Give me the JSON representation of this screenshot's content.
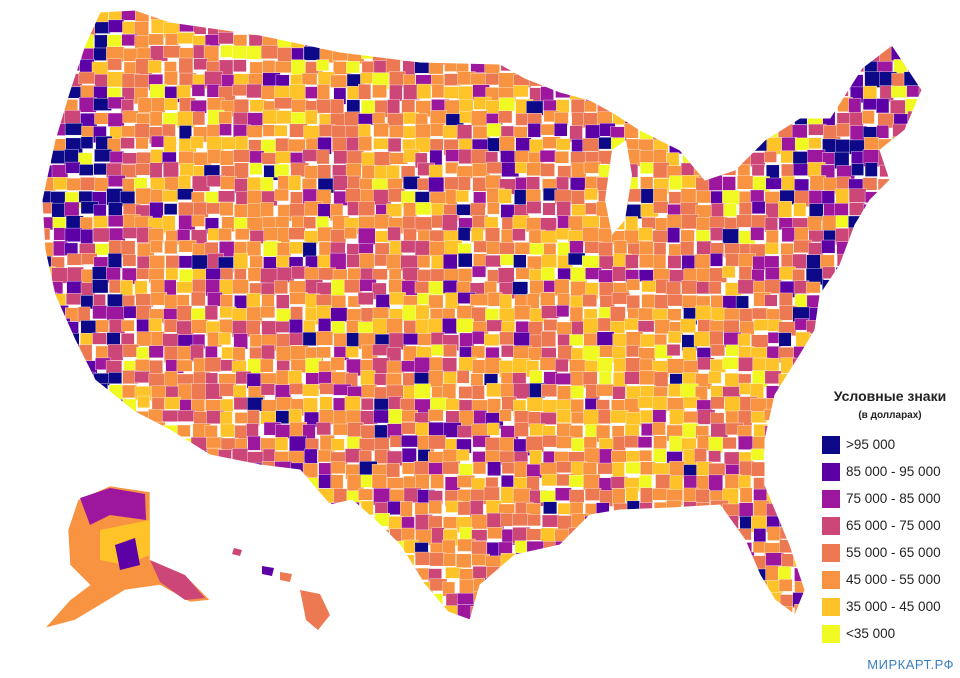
{
  "legend": {
    "title": "Условные знаки",
    "subtitle": "(в долларах)",
    "items": [
      {
        "label": ">95 000",
        "color": "#0d0887"
      },
      {
        "label": "85 000 - 95 000",
        "color": "#5c01a6"
      },
      {
        "label": "75 000 - 85 000",
        "color": "#9c179e"
      },
      {
        "label": "65 000 - 75 000",
        "color": "#cc4778"
      },
      {
        "label": "55 000 - 65 000",
        "color": "#ed7953"
      },
      {
        "label": "45 000 - 55 000",
        "color": "#f89441"
      },
      {
        "label": "35 000 - 45 000",
        "color": "#fdc328"
      },
      {
        "label": "<35 000",
        "color": "#f0f921"
      }
    ]
  },
  "credit": "МИРКАРТ.РФ"
}
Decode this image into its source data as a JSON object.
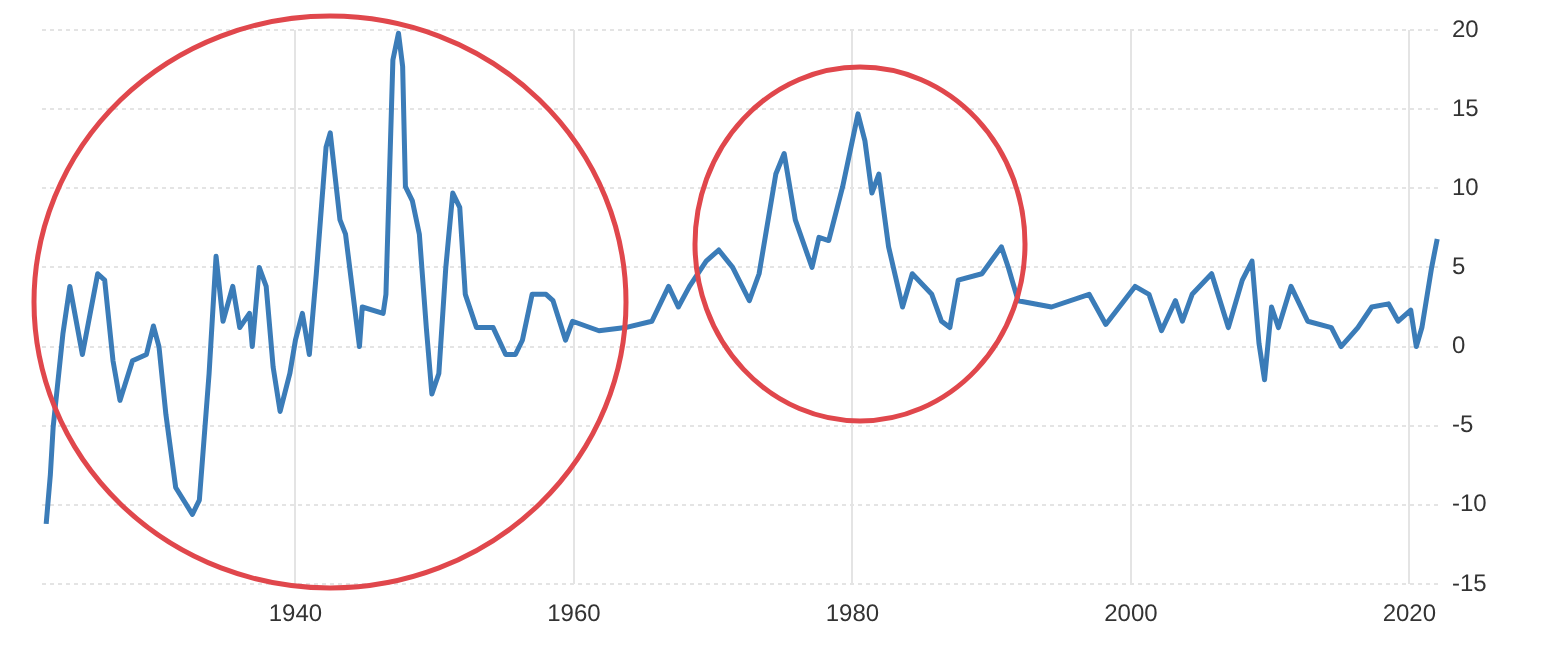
{
  "chart_data": {
    "type": "line",
    "x": [
      1922.1,
      1922.4,
      1922.6,
      1923.3,
      1923.8,
      1924.7,
      1925.8,
      1926.3,
      1926.9,
      1927.4,
      1928.3,
      1929.3,
      1929.8,
      1930.2,
      1930.7,
      1931.4,
      1932.6,
      1933.1,
      1933.8,
      1934.3,
      1934.8,
      1935.5,
      1936.0,
      1936.7,
      1936.9,
      1937.4,
      1937.9,
      1938.4,
      1938.9,
      1939.6,
      1940.0,
      1940.5,
      1941.0,
      1941.5,
      1942.2,
      1942.5,
      1943.2,
      1943.6,
      1944.6,
      1944.8,
      1946.3,
      1946.5,
      1947.0,
      1947.4,
      1947.7,
      1947.9,
      1948.4,
      1948.9,
      1949.4,
      1949.8,
      1950.3,
      1950.8,
      1951.3,
      1951.8,
      1952.2,
      1953.0,
      1954.2,
      1955.1,
      1955.8,
      1956.3,
      1957.0,
      1958.0,
      1958.5,
      1959.4,
      1959.9,
      1961.8,
      1963.7,
      1965.6,
      1966.8,
      1967.5,
      1968.3,
      1969.5,
      1970.4,
      1971.4,
      1972.6,
      1973.3,
      1974.5,
      1975.1,
      1975.9,
      1977.1,
      1977.6,
      1978.3,
      1979.3,
      1980.4,
      1980.9,
      1981.4,
      1981.9,
      1982.6,
      1983.6,
      1984.3,
      1985.7,
      1986.4,
      1987.0,
      1987.6,
      1989.3,
      1990.7,
      1991.2,
      1991.9,
      1994.3,
      1997.0,
      1998.2,
      2000.3,
      2001.3,
      2002.2,
      2003.2,
      2003.7,
      2004.4,
      2005.8,
      2007.0,
      2008.0,
      2008.7,
      2009.2,
      2009.6,
      2010.1,
      2010.6,
      2011.5,
      2012.7,
      2014.4,
      2015.1,
      2016.3,
      2017.3,
      2018.5,
      2019.2,
      2020.1,
      2020.5,
      2020.9,
      2021.6,
      2022.0
    ],
    "series": [
      {
        "color": "#3b7cb8",
        "values": [
          -11.2,
          -8.1,
          -5.1,
          0.8,
          3.8,
          -0.5,
          4.6,
          4.2,
          -0.9,
          -3.4,
          -0.9,
          -0.5,
          1.3,
          0,
          -4.3,
          -8.9,
          -10.6,
          -9.7,
          -1.7,
          5.7,
          1.6,
          3.8,
          1.2,
          2.1,
          0,
          5.0,
          3.8,
          -1.3,
          -4.1,
          -1.7,
          0.4,
          2.1,
          -0.5,
          4.6,
          12.6,
          13.5,
          8.0,
          7.1,
          0,
          2.5,
          2.1,
          3.3,
          18.1,
          19.8,
          17.7,
          10.1,
          9.2,
          7.1,
          1.2,
          -3.0,
          -1.7,
          5.0,
          9.7,
          8.8,
          3.3,
          1.2,
          1.2,
          -0.5,
          -0.5,
          0.4,
          3.3,
          3.3,
          2.9,
          0.4,
          1.6,
          1.0,
          1.2,
          1.6,
          3.8,
          2.5,
          3.8,
          5.4,
          6.1,
          5.0,
          2.9,
          4.6,
          10.9,
          12.2,
          8.0,
          5.0,
          6.9,
          6.7,
          10.1,
          14.7,
          13.0,
          9.7,
          10.9,
          6.3,
          2.5,
          4.6,
          3.3,
          1.6,
          1.2,
          4.2,
          4.6,
          6.3,
          5.0,
          2.9,
          2.5,
          3.3,
          1.4,
          3.8,
          3.3,
          1.0,
          2.9,
          1.6,
          3.3,
          4.6,
          1.2,
          4.2,
          5.4,
          0.2,
          -2.1,
          2.5,
          1.2,
          3.8,
          1.6,
          1.2,
          0,
          1.2,
          2.5,
          2.7,
          1.6,
          2.3,
          0,
          1.2,
          5.0,
          6.8
        ]
      }
    ],
    "xlim": [
      1921.8,
      2022.2
    ],
    "xticks": [
      1940,
      1960,
      1980,
      2000,
      2020
    ],
    "ylim": [
      -15,
      20
    ],
    "yticks": [
      -15,
      -10,
      -5,
      0,
      5,
      10,
      15,
      20
    ],
    "grid": true,
    "marker": "none",
    "line_style": "solid"
  }
}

= = = = =

**SET PROBLEM:**
Except for the pictures, reproduce every line exactly.

**EXERCISE RESPONSE:**
Give me the JSON representation of this screenshot's content.
{
  "legend": {
    "title": "Условные знаки",
    "subtitle": "(в долларах)",
    "items": [
      {
        "label": ">95 000",
        "color": "#0d0887"
      },
      {
        "label": "85 000 - 95 000",
        "color": "#5c01a6"
      },
      {
        "label": "75 000 - 85 000",
        "color": "#9c179e"
      },
      {
        "label": "65 000 - 75 000",
        "color": "#cc4778"
      },
      {
        "label": "55 000 - 65 000",
        "color": "#ed7953"
      },
      {
        "label": "45 000 - 55 000",
        "color": "#f89441"
      },
      {
        "label": "35 000 - 45 000",
        "color": "#fdc328"
      },
      {
        "label": "<35 000",
        "color": "#f0f921"
      }
    ]
  },
  "credit": "МИРКАРТ.РФ"
}
Decode this image into its source data as a JSON object.
{
  "chart_data": {
    "type": "line",
    "x": [
      1922.1,
      1922.4,
      1922.6,
      1923.3,
      1923.8,
      1924.7,
      1925.8,
      1926.3,
      1926.9,
      1927.4,
      1928.3,
      1929.3,
      1929.8,
      1930.2,
      1930.7,
      1931.4,
      1932.6,
      1933.1,
      1933.8,
      1934.3,
      1934.8,
      1935.5,
      1936.0,
      1936.7,
      1936.9,
      1937.4,
      1937.9,
      1938.4,
      1938.9,
      1939.6,
      1940.0,
      1940.5,
      1941.0,
      1941.5,
      1942.2,
      1942.5,
      1943.2,
      1943.6,
      1944.6,
      1944.8,
      1946.3,
      1946.5,
      1947.0,
      1947.4,
      1947.7,
      1947.9,
      1948.4,
      1948.9,
      1949.4,
      1949.8,
      1950.3,
      1950.8,
      1951.3,
      1951.8,
      1952.2,
      1953.0,
      1954.2,
      1955.1,
      1955.8,
      1956.3,
      1957.0,
      1958.0,
      1958.5,
      1959.4,
      1959.9,
      1961.8,
      1963.7,
      1965.6,
      1966.8,
      1967.5,
      1968.3,
      1969.5,
      1970.4,
      1971.4,
      1972.6,
      1973.3,
      1974.5,
      1975.1,
      1975.9,
      1977.1,
      1977.6,
      1978.3,
      1979.3,
      1980.4,
      1980.9,
      1981.4,
      1981.9,
      1982.6,
      1983.6,
      1984.3,
      1985.7,
      1986.4,
      1987.0,
      1987.6,
      1989.3,
      1990.7,
      1991.2,
      1991.9,
      1994.3,
      1997.0,
      1998.2,
      2000.3,
      2001.3,
      2002.2,
      2003.2,
      2003.7,
      2004.4,
      2005.8,
      2007.0,
      2008.0,
      2008.7,
      2009.2,
      2009.6,
      2010.1,
      2010.6,
      2011.5,
      2012.7,
      2014.4,
      2015.1,
      2016.3,
      2017.3,
      2018.5,
      2019.2,
      2020.1,
      2020.5,
      2020.9,
      2021.6,
      2022.0
    ],
    "series": [
      {
        "color": "#3b7cb8",
        "values": [
          -11.2,
          -8.1,
          -5.1,
          0.8,
          3.8,
          -0.5,
          4.6,
          4.2,
          -0.9,
          -3.4,
          -0.9,
          -0.5,
          1.3,
          0,
          -4.3,
          -8.9,
          -10.6,
          -9.7,
          -1.7,
          5.7,
          1.6,
          3.8,
          1.2,
          2.1,
          0,
          5.0,
          3.8,
          -1.3,
          -4.1,
          -1.7,
          0.4,
          2.1,
          -0.5,
          4.6,
          12.6,
          13.5,
          8.0,
          7.1,
          0,
          2.5,
          2.1,
          3.3,
          18.1,
          19.8,
          17.7,
          10.1,
          9.2,
          7.1,
          1.2,
          -3.0,
          -1.7,
          5.0,
          9.7,
          8.8,
          3.3,
          1.2,
          1.2,
          -0.5,
          -0.5,
          0.4,
          3.3,
          3.3,
          2.9,
          0.4,
          1.6,
          1.0,
          1.2,
          1.6,
          3.8,
          2.5,
          3.8,
          5.4,
          6.1,
          5.0,
          2.9,
          4.6,
          10.9,
          12.2,
          8.0,
          5.0,
          6.9,
          6.7,
          10.1,
          14.7,
          13.0,
          9.7,
          10.9,
          6.3,
          2.5,
          4.6,
          3.3,
          1.6,
          1.2,
          4.2,
          4.6,
          6.3,
          5.0,
          2.9,
          2.5,
          3.3,
          1.4,
          3.8,
          3.3,
          1.0,
          2.9,
          1.6,
          3.3,
          4.6,
          1.2,
          4.2,
          5.4,
          0.2,
          -2.1,
          2.5,
          1.2,
          3.8,
          1.6,
          1.2,
          0,
          1.2,
          2.5,
          2.7,
          1.6,
          2.3,
          0,
          1.2,
          5.0,
          6.8
        ]
      }
    ],
    "xlim": [
      1921.8,
      2022.2
    ],
    "xticks": [
      1940,
      1960,
      1980,
      2000,
      2020
    ],
    "ylim": [
      -15,
      20
    ],
    "yticks": [
      -15,
      -10,
      -5,
      0,
      5,
      10,
      15,
      20
    ],
    "grid": true,
    "marker": "none",
    "line_style": "solid"
  }
}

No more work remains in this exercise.